>> BEGIN Stored rows
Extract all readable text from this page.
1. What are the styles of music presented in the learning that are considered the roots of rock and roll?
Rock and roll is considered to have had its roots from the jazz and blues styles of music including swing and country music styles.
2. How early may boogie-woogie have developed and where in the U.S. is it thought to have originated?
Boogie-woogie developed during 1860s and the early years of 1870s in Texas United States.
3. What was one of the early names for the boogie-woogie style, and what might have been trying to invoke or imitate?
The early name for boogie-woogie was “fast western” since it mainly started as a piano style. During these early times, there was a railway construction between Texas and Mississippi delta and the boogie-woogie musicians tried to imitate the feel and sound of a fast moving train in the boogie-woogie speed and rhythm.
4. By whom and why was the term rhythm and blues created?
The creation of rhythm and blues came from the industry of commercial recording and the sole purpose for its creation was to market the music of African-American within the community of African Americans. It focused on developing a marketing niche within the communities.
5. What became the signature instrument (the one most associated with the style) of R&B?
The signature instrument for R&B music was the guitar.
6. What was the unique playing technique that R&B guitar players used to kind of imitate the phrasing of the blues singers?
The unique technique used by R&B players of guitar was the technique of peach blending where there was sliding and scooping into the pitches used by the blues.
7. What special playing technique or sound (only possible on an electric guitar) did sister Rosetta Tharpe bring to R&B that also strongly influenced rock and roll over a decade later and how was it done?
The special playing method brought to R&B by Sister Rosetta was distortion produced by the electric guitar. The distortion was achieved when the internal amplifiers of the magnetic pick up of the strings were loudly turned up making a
>> END Stored rows
* _Exercise_
Return all the lines that contain the string "roots".

* _Solution for this exercise_
1. What are the styles of music presented in the learning that are considered the roots of rock and roll?
Rock and roll is considered to have had its roots from the jazz and blues styles of music including swing and country music styles.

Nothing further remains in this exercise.